• [Written task]: Using the data below, copy each line that includes the word "PERTANDINGAN".

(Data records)
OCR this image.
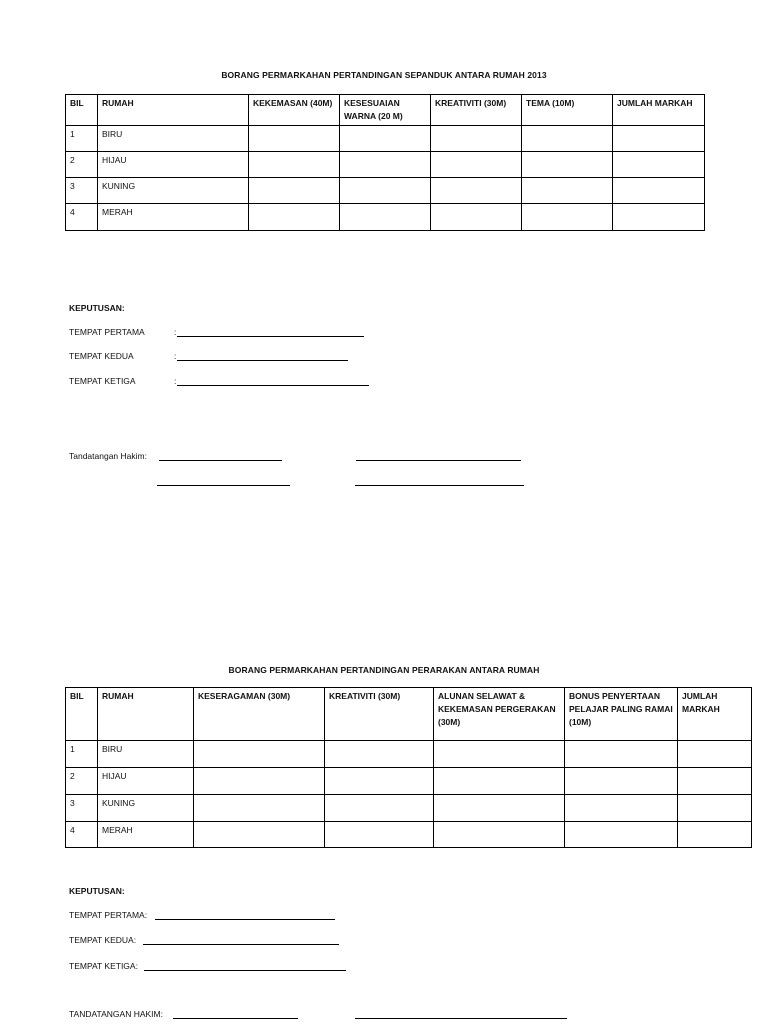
BORANG PERMARKAHAN PERTANDINGAN SEPANDUK ANTARA RUMAH 2013
BIL	RUMAH	KEKEMASAN (40M)	KESESUAIAN WARNA (20 M)	KREATIVITI (30M)	TEMA (10M)	JUMLAH MARKAH
1	BIRU					
2	HIJAU					
3	KUNING					
4	MERAH					
KEPUTUSAN:
TEMPAT PERTAMA	:
TEMPAT KEDUA	:
TEMPAT KETIGA	:
Tandatangan Hakim:
BORANG PERMARKAHAN PERTANDINGAN PERARAKAN ANTARA RUMAH
BIL	RUMAH	KESERAGAMAN (30M)	KREATIVITI (30M)	ALUNAN SELAWAT & KEKEMASAN PERGERAKAN (30M)	BONUS PENYERTAAN PELAJAR PALING RAMAI (10M)	JUMLAH MARKAH
1	BIRU					
2	HIJAU					
3	KUNING					
4	MERAH					
KEPUTUSAN:
TEMPAT PERTAMA:
TEMPAT KEDUA:
TEMPAT KETIGA:
TANDATANGAN HAKIM:
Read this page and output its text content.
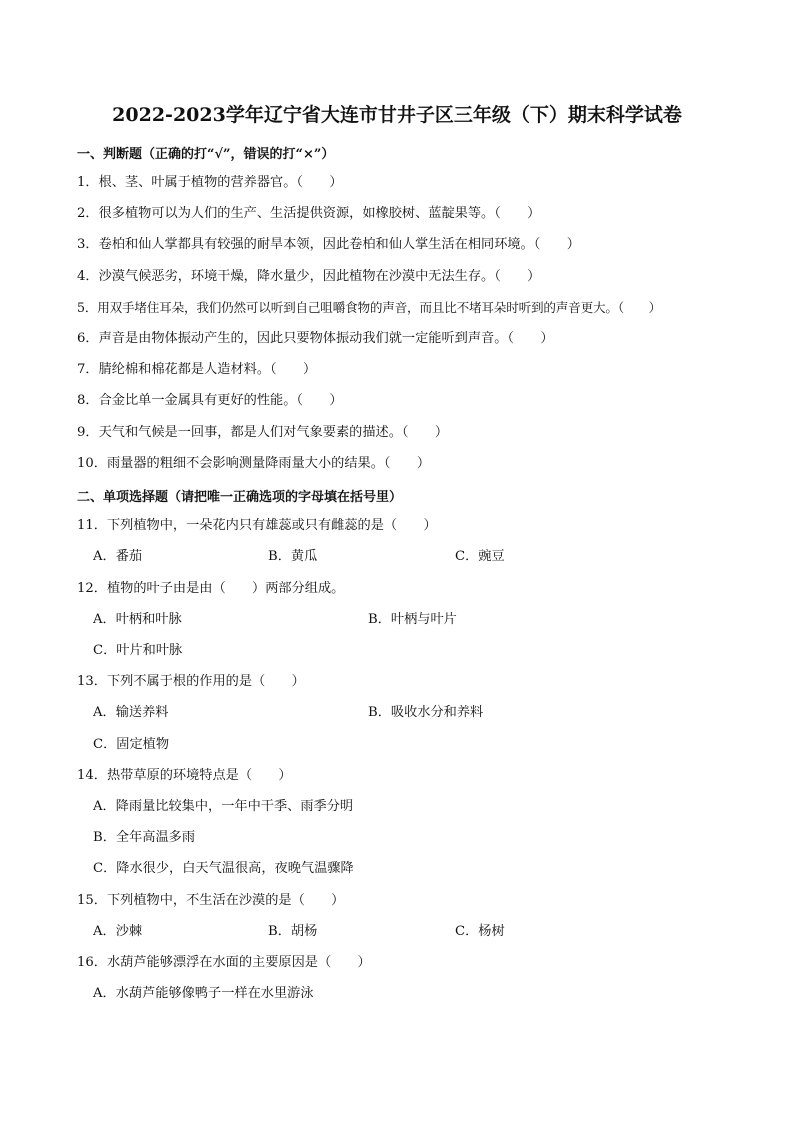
2022-2023学年辽宁省大连市甘井子区三年级（下）期末科学试卷
一、判断题（正确的打“√”，错误的打“×”）
1．根、茎、叶属于植物的营养器官。（　　）
2．很多植物可以为人们的生产、生活提供资源，如橡胶树、蓝靛果等。（　　）
3．卷柏和仙人掌都具有较强的耐旱本领，因此卷柏和仙人掌生活在相同环境。（　　）
4．沙漠气候恶劣，环境干燥，降水量少，因此植物在沙漠中无法生存。（　　）
5．用双手堵住耳朵，我们仍然可以听到自己咀嚼食物的声音，而且比不堵耳朵时听到的声音更大。（　　）
6．声音是由物体振动产生的，因此只要物体振动我们就一定能听到声音。（　　）
7．腈纶棉和棉花都是人造材料。（　　）
8．合金比单一金属具有更好的性能。（　　）
9．天气和气候是一回事，都是人们对气象要素的描述。（　　）
10．雨量器的粗细不会影响测量降雨量大小的结果。（　　）
二、单项选择题（请把唯一正确选项的字母填在括号里）
11．下列植物中，一朵花内只有雄蕊或只有雌蕊的是（　　）
A．番茄	B．黄瓜	C．豌豆
12．植物的叶子由是由（　　）两部分组成。
A．叶柄和叶脉	B．叶柄与叶片
C．叶片和叶脉
13．下列不属于根的作用的是（　　）
A．输送养料	B．吸收水分和养料
C．固定植物
14．热带草原的环境特点是（　　）
A．降雨量比较集中，一年中干季、雨季分明
B．全年高温多雨
C．降水很少，白天气温很高，夜晚气温骤降
15．下列植物中，不生活在沙漠的是（　　）
A．沙棘	B．胡杨	C．杨树
16．水葫芦能够漂浮在水面的主要原因是（　　）
A．水葫芦能够像鸭子一样在水里游泳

• [Full response]:
BORANG PERMARKAHAN PERTANDINGAN SEPANDUK ANTARA RUMAH 2013
BORANG PERMARKAHAN PERTANDINGAN PERARAKAN ANTARA RUMAH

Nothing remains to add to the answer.